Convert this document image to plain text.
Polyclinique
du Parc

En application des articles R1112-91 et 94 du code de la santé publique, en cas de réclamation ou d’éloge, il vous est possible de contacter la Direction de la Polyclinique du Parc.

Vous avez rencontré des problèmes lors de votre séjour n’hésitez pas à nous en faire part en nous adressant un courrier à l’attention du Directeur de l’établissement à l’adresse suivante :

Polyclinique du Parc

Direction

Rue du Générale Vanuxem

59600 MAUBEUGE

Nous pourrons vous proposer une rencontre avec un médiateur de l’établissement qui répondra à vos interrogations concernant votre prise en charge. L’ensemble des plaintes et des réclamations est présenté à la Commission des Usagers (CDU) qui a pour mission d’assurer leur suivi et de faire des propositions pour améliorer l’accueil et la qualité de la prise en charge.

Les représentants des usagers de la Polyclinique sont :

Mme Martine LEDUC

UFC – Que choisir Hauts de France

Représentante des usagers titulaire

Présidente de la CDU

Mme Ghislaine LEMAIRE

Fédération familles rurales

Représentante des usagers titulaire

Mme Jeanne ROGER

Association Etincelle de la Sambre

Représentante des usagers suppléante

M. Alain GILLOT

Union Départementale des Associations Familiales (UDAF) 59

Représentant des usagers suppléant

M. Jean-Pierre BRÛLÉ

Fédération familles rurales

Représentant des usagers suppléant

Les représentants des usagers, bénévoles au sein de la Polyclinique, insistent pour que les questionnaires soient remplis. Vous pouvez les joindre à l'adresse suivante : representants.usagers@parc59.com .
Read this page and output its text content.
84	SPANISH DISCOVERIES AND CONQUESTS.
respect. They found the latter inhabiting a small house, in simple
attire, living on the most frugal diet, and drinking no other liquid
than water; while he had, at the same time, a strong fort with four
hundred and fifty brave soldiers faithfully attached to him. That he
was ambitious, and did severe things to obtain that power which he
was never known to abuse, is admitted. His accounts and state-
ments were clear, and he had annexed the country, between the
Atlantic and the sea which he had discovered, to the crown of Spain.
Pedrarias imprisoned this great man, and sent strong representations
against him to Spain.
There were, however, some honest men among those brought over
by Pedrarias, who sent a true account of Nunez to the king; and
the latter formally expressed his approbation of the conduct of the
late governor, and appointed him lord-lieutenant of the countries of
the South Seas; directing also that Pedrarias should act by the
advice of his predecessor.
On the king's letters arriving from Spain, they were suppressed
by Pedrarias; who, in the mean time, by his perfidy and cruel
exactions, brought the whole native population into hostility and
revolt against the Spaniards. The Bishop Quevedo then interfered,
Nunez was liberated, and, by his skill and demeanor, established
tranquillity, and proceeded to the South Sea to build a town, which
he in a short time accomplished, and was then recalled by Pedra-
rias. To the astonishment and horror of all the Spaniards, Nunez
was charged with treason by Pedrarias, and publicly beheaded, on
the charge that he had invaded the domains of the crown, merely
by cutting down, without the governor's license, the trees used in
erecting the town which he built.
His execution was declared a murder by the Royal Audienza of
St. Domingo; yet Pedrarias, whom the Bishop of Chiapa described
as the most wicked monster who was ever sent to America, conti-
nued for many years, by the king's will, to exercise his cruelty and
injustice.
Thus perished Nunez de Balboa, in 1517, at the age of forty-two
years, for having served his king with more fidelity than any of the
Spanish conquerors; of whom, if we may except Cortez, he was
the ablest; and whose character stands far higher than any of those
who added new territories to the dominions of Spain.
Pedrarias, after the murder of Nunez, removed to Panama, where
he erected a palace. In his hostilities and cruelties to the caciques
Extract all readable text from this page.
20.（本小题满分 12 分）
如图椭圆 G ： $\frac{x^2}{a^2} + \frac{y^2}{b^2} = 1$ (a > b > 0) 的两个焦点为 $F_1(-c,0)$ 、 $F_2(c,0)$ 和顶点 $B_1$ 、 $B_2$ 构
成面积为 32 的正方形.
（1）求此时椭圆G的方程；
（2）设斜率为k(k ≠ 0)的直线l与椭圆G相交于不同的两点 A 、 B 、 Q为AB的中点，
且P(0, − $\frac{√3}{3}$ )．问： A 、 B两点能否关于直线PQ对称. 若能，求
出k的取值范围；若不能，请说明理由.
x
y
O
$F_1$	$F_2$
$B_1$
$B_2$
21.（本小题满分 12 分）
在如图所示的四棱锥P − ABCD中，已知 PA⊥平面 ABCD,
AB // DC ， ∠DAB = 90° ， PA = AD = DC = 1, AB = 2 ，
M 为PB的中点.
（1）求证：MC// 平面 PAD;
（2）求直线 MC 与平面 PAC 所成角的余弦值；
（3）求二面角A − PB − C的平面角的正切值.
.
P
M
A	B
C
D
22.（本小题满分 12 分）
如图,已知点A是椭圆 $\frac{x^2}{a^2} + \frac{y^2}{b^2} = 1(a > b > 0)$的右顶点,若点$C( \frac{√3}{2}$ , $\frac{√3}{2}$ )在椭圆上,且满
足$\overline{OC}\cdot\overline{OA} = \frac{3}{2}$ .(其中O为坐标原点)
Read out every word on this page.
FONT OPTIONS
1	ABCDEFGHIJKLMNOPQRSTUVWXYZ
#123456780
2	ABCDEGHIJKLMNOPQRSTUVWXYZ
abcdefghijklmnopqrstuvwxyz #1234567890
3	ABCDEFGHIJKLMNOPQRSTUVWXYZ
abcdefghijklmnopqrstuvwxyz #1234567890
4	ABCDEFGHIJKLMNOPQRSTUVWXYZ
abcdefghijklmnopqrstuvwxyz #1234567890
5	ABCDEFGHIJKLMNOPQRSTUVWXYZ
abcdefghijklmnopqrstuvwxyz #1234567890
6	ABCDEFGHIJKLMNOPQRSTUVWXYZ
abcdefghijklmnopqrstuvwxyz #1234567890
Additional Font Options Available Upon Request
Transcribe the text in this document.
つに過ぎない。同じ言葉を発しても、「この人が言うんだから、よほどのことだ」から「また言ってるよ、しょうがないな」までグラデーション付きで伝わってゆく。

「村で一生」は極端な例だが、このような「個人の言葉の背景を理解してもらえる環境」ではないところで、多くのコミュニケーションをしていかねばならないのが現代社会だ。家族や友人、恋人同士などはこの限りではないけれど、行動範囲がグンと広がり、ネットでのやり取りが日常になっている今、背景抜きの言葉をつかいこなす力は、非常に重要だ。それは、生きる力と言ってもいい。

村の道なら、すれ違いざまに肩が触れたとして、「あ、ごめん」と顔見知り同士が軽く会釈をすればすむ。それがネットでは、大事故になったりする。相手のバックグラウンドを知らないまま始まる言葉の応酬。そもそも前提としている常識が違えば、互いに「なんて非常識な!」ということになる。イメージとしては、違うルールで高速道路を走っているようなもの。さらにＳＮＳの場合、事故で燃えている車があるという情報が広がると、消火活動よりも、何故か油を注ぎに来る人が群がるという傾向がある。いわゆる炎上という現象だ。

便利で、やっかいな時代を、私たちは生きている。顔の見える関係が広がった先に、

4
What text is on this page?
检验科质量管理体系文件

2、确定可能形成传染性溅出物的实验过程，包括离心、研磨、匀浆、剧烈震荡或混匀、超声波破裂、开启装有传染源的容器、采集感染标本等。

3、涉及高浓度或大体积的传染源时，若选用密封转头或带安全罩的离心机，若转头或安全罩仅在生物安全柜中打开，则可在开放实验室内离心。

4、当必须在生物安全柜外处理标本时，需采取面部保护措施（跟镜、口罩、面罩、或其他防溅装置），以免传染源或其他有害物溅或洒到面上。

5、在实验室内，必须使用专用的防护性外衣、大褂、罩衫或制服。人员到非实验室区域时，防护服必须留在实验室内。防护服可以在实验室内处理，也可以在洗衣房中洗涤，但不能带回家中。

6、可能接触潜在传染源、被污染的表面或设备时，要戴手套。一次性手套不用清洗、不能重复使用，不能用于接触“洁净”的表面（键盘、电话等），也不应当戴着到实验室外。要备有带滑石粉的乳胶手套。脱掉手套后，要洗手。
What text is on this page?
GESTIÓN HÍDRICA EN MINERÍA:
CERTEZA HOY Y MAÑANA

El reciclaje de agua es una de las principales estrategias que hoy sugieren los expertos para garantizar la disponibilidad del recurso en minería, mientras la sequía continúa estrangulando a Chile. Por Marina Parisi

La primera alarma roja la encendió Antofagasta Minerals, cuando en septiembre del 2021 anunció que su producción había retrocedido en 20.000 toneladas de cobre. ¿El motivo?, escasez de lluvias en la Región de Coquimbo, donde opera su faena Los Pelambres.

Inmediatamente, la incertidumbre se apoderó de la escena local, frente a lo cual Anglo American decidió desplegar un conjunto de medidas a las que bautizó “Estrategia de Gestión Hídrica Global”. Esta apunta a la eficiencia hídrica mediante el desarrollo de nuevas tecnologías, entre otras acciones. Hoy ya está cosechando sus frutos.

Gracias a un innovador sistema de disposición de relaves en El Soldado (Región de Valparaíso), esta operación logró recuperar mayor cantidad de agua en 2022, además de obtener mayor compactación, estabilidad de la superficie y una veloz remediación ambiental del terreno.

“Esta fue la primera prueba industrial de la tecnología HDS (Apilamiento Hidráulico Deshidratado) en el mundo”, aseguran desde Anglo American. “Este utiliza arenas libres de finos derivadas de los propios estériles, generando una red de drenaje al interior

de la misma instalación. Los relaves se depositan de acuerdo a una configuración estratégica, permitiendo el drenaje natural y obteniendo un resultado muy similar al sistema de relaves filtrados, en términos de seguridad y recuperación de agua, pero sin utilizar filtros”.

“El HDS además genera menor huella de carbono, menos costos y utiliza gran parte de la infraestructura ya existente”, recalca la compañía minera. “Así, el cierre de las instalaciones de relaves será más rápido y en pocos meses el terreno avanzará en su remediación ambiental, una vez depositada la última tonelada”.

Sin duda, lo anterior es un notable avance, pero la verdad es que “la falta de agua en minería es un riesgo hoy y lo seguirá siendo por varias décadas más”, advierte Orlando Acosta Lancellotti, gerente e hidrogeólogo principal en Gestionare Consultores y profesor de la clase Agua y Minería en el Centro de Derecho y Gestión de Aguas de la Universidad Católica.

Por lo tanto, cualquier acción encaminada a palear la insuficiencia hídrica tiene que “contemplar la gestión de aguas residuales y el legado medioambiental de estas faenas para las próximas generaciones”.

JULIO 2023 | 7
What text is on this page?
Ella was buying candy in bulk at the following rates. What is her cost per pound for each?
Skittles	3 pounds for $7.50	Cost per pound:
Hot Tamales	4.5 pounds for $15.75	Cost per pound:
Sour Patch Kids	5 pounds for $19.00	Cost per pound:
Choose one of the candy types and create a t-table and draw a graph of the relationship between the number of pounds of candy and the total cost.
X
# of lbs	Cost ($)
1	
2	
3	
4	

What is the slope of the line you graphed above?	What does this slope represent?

═══

Copy out every line of the listing that includes the string "murder".

Task output:
His execution was declared a murder by the Royal Audienza of
Pedrarias, after the murder of Nunez, removed to Panama, where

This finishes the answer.